Items from a figure collection:
begin

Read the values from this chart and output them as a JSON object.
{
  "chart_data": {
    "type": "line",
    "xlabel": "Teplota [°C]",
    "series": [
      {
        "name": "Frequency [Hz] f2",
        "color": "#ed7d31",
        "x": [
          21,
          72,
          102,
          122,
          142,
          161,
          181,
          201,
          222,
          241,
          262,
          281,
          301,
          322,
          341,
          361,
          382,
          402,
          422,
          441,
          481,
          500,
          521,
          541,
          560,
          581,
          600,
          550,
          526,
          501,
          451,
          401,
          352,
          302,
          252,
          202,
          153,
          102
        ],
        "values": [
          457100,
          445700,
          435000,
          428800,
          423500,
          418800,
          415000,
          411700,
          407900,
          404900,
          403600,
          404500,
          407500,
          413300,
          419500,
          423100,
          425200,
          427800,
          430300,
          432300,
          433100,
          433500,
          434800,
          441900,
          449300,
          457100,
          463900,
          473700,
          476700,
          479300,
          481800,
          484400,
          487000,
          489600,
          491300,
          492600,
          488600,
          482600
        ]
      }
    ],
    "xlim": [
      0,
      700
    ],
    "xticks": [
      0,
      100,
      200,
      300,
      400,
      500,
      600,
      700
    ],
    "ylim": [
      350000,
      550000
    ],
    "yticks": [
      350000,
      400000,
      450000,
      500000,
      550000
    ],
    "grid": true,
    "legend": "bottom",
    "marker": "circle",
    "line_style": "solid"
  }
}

end

Copy all lines of the listing above that contain the string "values".

Read the values from this chart and output them as a JSON object.
        "values": [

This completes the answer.